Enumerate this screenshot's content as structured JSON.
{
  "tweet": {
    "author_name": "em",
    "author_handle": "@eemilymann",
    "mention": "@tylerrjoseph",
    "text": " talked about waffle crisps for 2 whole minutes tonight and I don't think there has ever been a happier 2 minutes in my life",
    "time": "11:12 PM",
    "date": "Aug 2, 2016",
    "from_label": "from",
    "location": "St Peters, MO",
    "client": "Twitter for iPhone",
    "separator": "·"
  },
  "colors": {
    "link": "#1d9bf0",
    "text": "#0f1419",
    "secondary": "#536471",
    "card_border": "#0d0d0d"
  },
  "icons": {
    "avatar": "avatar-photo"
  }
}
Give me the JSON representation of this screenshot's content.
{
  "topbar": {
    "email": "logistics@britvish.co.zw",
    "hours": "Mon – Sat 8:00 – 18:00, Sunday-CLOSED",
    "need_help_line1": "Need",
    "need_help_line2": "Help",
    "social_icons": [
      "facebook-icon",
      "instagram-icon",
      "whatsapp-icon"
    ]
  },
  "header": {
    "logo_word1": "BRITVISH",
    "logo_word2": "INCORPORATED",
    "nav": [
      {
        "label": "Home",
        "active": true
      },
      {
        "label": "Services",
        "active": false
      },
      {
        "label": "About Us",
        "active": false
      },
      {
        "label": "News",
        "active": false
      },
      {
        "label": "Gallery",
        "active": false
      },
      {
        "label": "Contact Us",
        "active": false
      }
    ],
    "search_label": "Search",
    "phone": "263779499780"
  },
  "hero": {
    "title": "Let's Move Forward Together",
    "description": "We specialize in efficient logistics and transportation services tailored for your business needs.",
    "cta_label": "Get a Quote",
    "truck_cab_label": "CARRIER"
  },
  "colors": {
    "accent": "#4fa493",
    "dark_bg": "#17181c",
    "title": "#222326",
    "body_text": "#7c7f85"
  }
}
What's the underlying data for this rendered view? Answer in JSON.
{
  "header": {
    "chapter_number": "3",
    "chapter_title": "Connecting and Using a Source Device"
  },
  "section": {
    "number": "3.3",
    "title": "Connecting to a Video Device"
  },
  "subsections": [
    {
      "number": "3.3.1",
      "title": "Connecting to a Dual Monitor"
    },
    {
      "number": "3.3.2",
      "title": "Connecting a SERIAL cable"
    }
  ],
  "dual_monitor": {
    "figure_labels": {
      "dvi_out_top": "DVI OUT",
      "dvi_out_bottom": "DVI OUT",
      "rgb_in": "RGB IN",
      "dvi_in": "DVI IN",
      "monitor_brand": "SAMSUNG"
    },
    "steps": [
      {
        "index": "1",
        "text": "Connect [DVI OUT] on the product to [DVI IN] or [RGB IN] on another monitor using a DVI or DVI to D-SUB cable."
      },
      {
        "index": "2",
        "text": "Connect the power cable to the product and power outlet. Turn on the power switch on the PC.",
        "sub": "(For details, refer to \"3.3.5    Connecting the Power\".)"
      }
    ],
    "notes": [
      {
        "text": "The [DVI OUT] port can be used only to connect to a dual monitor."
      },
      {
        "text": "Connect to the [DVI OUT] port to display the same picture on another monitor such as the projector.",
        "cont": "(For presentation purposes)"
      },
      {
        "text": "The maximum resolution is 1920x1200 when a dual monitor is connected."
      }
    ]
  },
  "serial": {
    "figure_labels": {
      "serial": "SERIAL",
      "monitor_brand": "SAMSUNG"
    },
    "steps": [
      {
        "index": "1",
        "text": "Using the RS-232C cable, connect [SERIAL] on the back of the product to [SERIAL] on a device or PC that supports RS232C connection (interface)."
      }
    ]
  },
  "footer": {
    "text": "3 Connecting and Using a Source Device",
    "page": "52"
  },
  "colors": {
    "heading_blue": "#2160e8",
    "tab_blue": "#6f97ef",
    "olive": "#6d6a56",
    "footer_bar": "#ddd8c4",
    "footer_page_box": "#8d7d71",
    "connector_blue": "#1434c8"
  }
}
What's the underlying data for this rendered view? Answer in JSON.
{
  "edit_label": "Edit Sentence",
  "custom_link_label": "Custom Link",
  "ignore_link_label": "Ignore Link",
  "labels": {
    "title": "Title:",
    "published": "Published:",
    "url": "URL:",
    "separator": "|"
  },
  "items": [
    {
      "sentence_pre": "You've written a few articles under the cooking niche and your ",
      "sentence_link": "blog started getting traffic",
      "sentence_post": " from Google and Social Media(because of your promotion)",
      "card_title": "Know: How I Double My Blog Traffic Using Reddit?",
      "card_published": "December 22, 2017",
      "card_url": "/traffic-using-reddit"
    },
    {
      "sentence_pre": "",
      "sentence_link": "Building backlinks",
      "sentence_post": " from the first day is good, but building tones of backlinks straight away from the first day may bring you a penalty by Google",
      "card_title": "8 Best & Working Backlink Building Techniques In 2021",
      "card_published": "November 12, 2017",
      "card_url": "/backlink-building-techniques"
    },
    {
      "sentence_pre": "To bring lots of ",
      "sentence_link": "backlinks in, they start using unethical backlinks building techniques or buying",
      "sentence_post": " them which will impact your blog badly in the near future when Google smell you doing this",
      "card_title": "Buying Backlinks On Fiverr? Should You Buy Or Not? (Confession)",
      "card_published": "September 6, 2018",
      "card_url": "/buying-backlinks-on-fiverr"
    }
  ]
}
────────────────────────────────────────
Type out the entries again, word for word.

Task solution.
Enumerate this screenshot's content as structured JSON.
{
  "tweet": {
    "author_name": "em",
    "author_handle": "@eemilymann",
    "mention": "@tylerrjoseph",
    "text": " talked about waffle crisps for 2 whole minutes tonight and I don't think there has ever been a happier 2 minutes in my life",
    "time": "11:12 PM",
    "date": "Aug 2, 2016",
    "from_label": "from",
    "location": "St Peters, MO",
    "client": "Twitter for iPhone",
    "separator": "·"
  },
  "colors": {
    "link": "#1d9bf0",
    "text": "#0f1419",
    "secondary": "#536471",
    "card_border": "#0d0d0d"
  },
  "icons": {
    "avatar": "avatar-photo"
  }
}
Give me the JSON representation of this screenshot's content.
{
  "topbar": {
    "email": "logistics@britvish.co.zw",
    "hours": "Mon – Sat 8:00 – 18:00, Sunday-CLOSED",
    "need_help_line1": "Need",
    "need_help_line2": "Help",
    "social_icons": [
      "facebook-icon",
      "instagram-icon",
      "whatsapp-icon"
    ]
  },
  "header": {
    "logo_word1": "BRITVISH",
    "logo_word2": "INCORPORATED",
    "nav": [
      {
        "label": "Home",
        "active": true
      },
      {
        "label": "Services",
        "active": false
      },
      {
        "label": "About Us",
        "active": false
      },
      {
        "label": "News",
        "active": false
      },
      {
        "label": "Gallery",
        "active": false
      },
      {
        "label": "Contact Us",
        "active": false
      }
    ],
    "search_label": "Search",
    "phone": "263779499780"
  },
  "hero": {
    "title": "Let's Move Forward Together",
    "description": "We specialize in efficient logistics and transportation services tailored for your business needs.",
    "cta_label": "Get a Quote",
    "truck_cab_label": "CARRIER"
  },
  "colors": {
    "accent": "#4fa493",
    "dark_bg": "#17181c",
    "title": "#222326",
    "body_text": "#7c7f85"
  }
}
What's the underlying data for this rendered view? Answer in JSON.
{
  "header": {
    "chapter_number": "3",
    "chapter_title": "Connecting and Using a Source Device"
  },
  "section": {
    "number": "3.3",
    "title": "Connecting to a Video Device"
  },
  "subsections": [
    {
      "number": "3.3.1",
      "title": "Connecting to a Dual Monitor"
    },
    {
      "number": "3.3.2",
      "title": "Connecting a SERIAL cable"
    }
  ],
  "dual_monitor": {
    "figure_labels": {
      "dvi_out_top": "DVI OUT",
      "dvi_out_bottom": "DVI OUT",
      "rgb_in": "RGB IN",
      "dvi_in": "DVI IN",
      "monitor_brand": "SAMSUNG"
    },
    "steps": [
      {
        "index": "1",
        "text": "Connect [DVI OUT] on the product to [DVI IN] or [RGB IN] on another monitor using a DVI or DVI to D-SUB cable."
      },
      {
        "index": "2",
        "text": "Connect the power cable to the product and power outlet. Turn on the power switch on the PC.",
        "sub": "(For details, refer to \"3.3.5    Connecting the Power\".)"
      }
    ],
    "notes": [
      {
        "text": "The [DVI OUT] port can be used only to connect to a dual monitor."
      },
      {
        "text": "Connect to the [DVI OUT] port to display the same picture on another monitor such as the projector.",
        "cont": "(For presentation purposes)"
      },
      {
        "text": "The maximum resolution is 1920x1200 when a dual monitor is connected."
      }
    ]
  },
  "serial": {
    "figure_labels": {
      "serial": "SERIAL",
      "monitor_brand": "SAMSUNG"
    },
    "steps": [
      {
        "index": "1",
        "text": "Using the RS-232C cable, connect [SERIAL] on the back of the product to [SERIAL] on a device or PC that supports RS232C connection (interface)."
      }
    ]
  },
  "footer": {
    "text": "3 Connecting and Using a Source Device",
    "page": "52"
  },
  "colors": {
    "heading_blue": "#2160e8",
    "tab_blue": "#6f97ef",
    "olive": "#6d6a56",
    "footer_bar": "#ddd8c4",
    "footer_page_box": "#8d7d71",
    "connector_blue": "#1434c8"
  }
}
What's the underlying data for this rendered view? Answer in JSON.
{
  "edit_label": "Edit Sentence",
  "custom_link_label": "Custom Link",
  "ignore_link_label": "Ignore Link",
  "labels": {
    "title": "Title:",
    "published": "Published:",
    "url": "URL:",
    "separator": "|"
  },
  "items": [
    {
      "sentence_pre": "You've written a few articles under the cooking niche and your ",
      "sentence_link": "blog started getting traffic",
      "sentence_post": " from Google and Social Media(because of your promotion)",
      "card_title": "Know: How I Double My Blog Traffic Using Reddit?",
      "card_published": "December 22, 2017",
      "card_url": "/traffic-using-reddit"
    },
    {
      "sentence_pre": "",
      "sentence_link": "Building backlinks",
      "sentence_post": " from the first day is good, but building tones of backlinks straight away from the first day may bring you a penalty by Google",
      "card_title": "8 Best & Working Backlink Building Techniques In 2021",
      "card_published": "November 12, 2017",
      "card_url": "/backlink-building-techniques"
    },
    {
      "sentence_pre": "To bring lots of ",
      "sentence_link": "backlinks in, they start using unethical backlinks building techniques or buying",
      "sentence_post": " them which will impact your blog badly in the near future when Google smell you doing this",
      "card_title": "Buying Backlinks On Fiverr? Should You Buy Or Not? (Confession)",
      "card_published": "September 6, 2018",
      "card_url": "/buying-backlinks-on-fiverr"
    }
  ]
}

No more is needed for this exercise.